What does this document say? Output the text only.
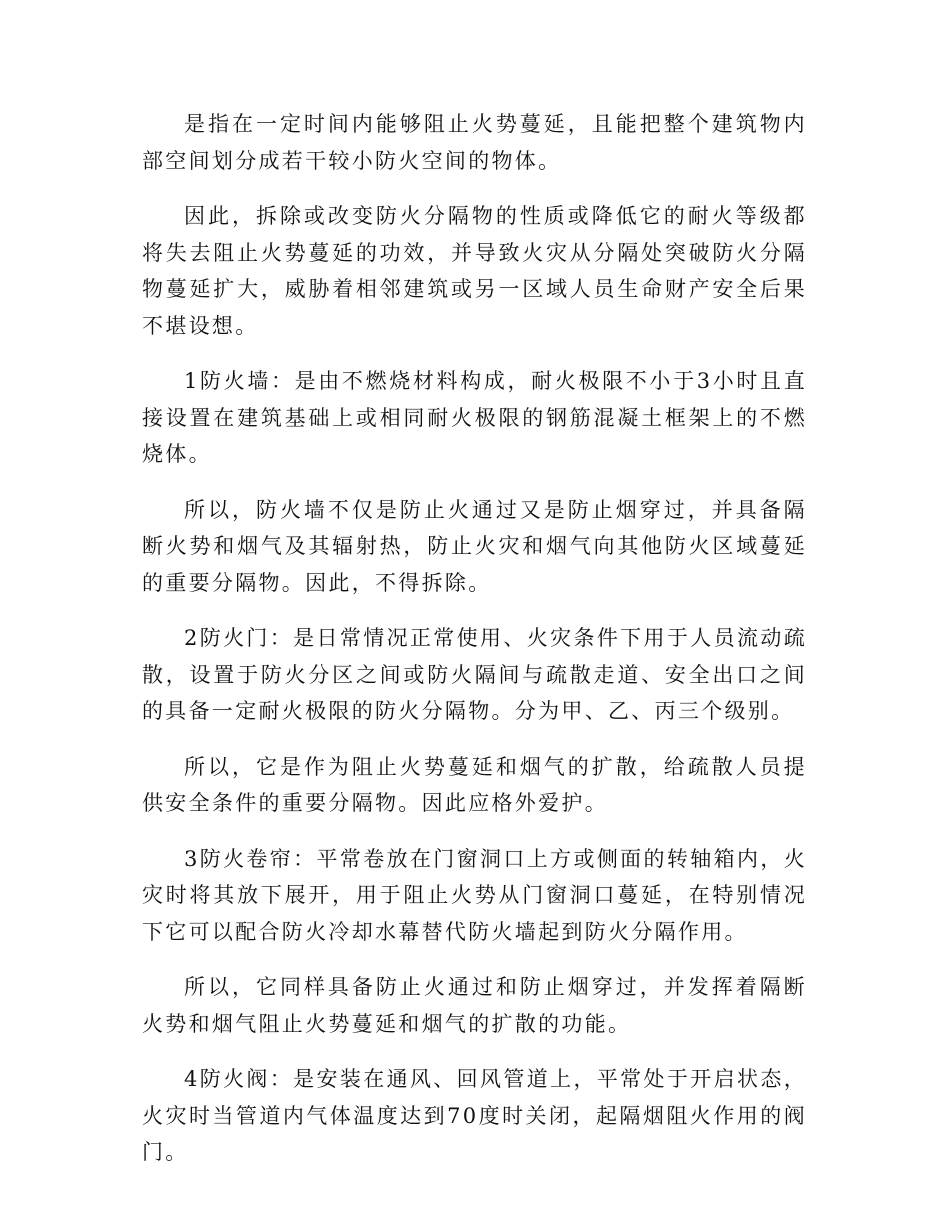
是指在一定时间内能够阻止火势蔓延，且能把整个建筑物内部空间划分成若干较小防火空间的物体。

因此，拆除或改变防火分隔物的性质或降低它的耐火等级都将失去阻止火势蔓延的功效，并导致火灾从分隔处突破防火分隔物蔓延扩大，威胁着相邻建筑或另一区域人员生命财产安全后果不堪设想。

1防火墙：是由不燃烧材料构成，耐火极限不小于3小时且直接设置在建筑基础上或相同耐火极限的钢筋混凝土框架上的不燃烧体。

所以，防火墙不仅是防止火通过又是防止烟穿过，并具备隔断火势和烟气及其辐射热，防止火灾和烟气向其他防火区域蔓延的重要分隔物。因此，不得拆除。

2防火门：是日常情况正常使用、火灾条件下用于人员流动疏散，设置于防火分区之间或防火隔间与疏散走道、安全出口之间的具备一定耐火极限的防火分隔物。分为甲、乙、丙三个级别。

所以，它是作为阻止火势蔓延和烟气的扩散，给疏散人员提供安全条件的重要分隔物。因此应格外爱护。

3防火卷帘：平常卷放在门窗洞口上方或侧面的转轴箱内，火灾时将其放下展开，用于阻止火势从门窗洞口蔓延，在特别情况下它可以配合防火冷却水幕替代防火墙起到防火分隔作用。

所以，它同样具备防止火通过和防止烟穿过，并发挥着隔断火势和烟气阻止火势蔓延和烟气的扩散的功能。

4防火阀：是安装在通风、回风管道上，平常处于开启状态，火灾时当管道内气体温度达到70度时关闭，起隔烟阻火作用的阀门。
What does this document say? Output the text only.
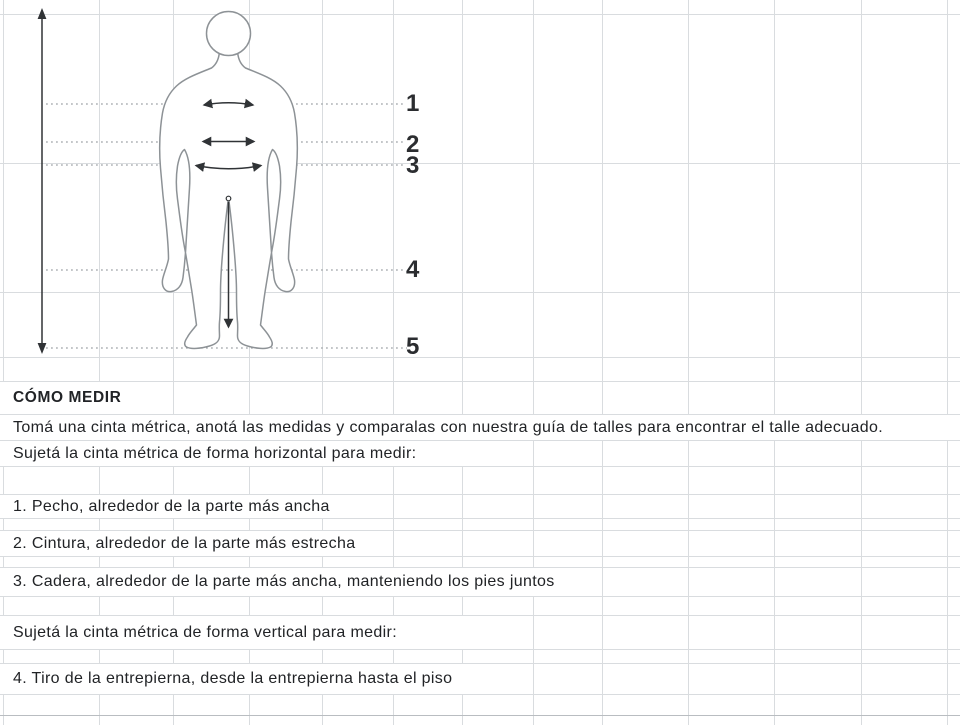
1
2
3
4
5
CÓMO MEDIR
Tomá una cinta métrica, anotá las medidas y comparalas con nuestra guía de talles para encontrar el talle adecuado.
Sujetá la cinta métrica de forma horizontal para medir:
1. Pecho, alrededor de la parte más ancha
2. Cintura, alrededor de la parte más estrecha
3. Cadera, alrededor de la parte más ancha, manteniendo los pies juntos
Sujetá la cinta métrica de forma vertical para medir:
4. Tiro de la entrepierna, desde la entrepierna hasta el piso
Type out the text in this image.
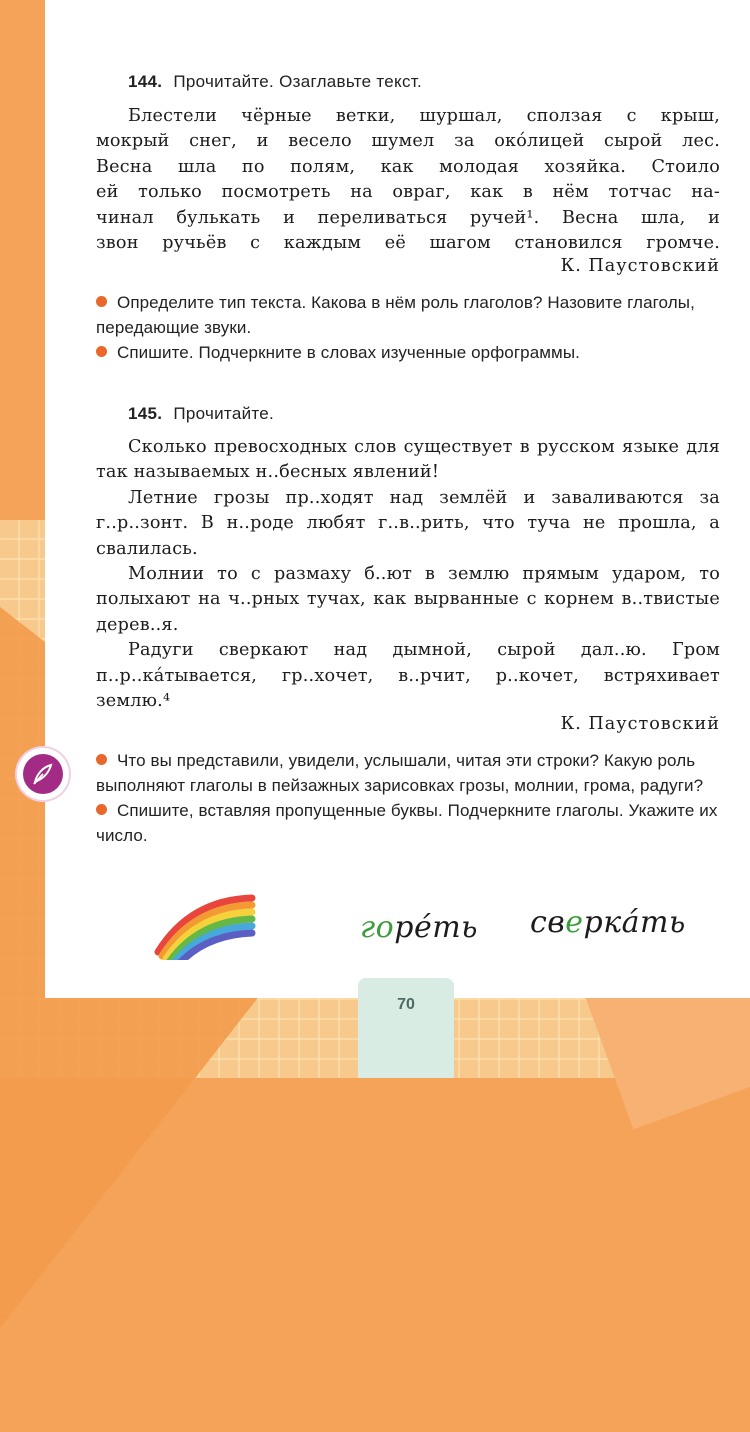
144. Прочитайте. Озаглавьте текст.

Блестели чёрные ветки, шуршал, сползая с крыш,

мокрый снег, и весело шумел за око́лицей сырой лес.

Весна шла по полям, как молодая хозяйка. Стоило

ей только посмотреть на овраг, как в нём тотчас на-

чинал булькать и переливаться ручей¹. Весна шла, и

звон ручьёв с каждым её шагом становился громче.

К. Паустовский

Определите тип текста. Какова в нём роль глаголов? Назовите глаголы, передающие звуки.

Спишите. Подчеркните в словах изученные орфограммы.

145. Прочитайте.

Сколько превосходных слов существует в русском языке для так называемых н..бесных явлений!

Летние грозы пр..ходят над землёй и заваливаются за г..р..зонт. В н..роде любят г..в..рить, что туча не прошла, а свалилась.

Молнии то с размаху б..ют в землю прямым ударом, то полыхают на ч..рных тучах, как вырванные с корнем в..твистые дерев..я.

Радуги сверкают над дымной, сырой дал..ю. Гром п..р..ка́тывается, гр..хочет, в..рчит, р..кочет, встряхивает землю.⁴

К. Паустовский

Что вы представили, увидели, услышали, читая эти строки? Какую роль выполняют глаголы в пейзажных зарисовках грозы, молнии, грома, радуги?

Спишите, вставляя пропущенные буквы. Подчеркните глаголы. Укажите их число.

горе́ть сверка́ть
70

- - - - -

> **CHALLENGE**
Transcribe each entry precisely as given, leaving the pictures out.

> **THE RESULT**
What does this document say? Output the text only.
是指在一定时间内能够阻止火势蔓延，且能把整个建筑物内部空间划分成若干较小防火空间的物体。

因此，拆除或改变防火分隔物的性质或降低它的耐火等级都将失去阻止火势蔓延的功效，并导致火灾从分隔处突破防火分隔物蔓延扩大，威胁着相邻建筑或另一区域人员生命财产安全后果不堪设想。

1防火墙：是由不燃烧材料构成，耐火极限不小于3小时且直接设置在建筑基础上或相同耐火极限的钢筋混凝土框架上的不燃烧体。

所以，防火墙不仅是防止火通过又是防止烟穿过，并具备隔断火势和烟气及其辐射热，防止火灾和烟气向其他防火区域蔓延的重要分隔物。因此，不得拆除。

2防火门：是日常情况正常使用、火灾条件下用于人员流动疏散，设置于防火分区之间或防火隔间与疏散走道、安全出口之间的具备一定耐火极限的防火分隔物。分为甲、乙、丙三个级别。

所以，它是作为阻止火势蔓延和烟气的扩散，给疏散人员提供安全条件的重要分隔物。因此应格外爱护。

3防火卷帘：平常卷放在门窗洞口上方或侧面的转轴箱内，火灾时将其放下展开，用于阻止火势从门窗洞口蔓延，在特别情况下它可以配合防火冷却水幕替代防火墙起到防火分隔作用。

所以，它同样具备防止火通过和防止烟穿过，并发挥着隔断火势和烟气阻止火势蔓延和烟气的扩散的功能。

4防火阀：是安装在通风、回风管道上，平常处于开启状态，火灾时当管道内气体温度达到70度时关闭，起隔烟阻火作用的阀门。
What does this document say? Output the text only.
1
2
3
4
5
CÓMO MEDIR
Tomá una cinta métrica, anotá las medidas y comparalas con nuestra guía de talles para encontrar el talle adecuado.
Sujetá la cinta métrica de forma horizontal para medir:
1. Pecho, alrededor de la parte más ancha
2. Cintura, alrededor de la parte más estrecha
3. Cadera, alrededor de la parte más ancha, manteniendo los pies juntos
Sujetá la cinta métrica de forma vertical para medir:
4. Tiro de la entrepierna, desde la entrepierna hasta el piso
Type out the text in this image.
144. Прочитайте. Озаглавьте текст.

Блестели чёрные ветки, шуршал, сползая с крыш,

мокрый снег, и весело шумел за око́лицей сырой лес.

Весна шла по полям, как молодая хозяйка. Стоило

ей только посмотреть на овраг, как в нём тотчас на-

чинал булькать и переливаться ручей¹. Весна шла, и

звон ручьёв с каждым её шагом становился громче.

К. Паустовский

Определите тип текста. Какова в нём роль глаголов? Назовите глаголы, передающие звуки.

Спишите. Подчеркните в словах изученные орфограммы.

145. Прочитайте.

Сколько превосходных слов существует в русском языке для так называемых н..бесных явлений!

Летние грозы пр..ходят над землёй и заваливаются за г..р..зонт. В н..роде любят г..в..рить, что туча не прошла, а свалилась.

Молнии то с размаху б..ют в землю прямым ударом, то полыхают на ч..рных тучах, как вырванные с корнем в..твистые дерев..я.

Радуги сверкают над дымной, сырой дал..ю. Гром п..р..ка́тывается, гр..хочет, в..рчит, р..кочет, встряхивает землю.⁴

К. Паустовский

Что вы представили, увидели, услышали, читая эти строки? Какую роль выполняют глаголы в пейзажных зарисовках грозы, молнии, грома, радуги?

Спишите, вставляя пропущенные буквы. Подчеркните глаголы. Укажите их число.

горе́ть сверка́ть
70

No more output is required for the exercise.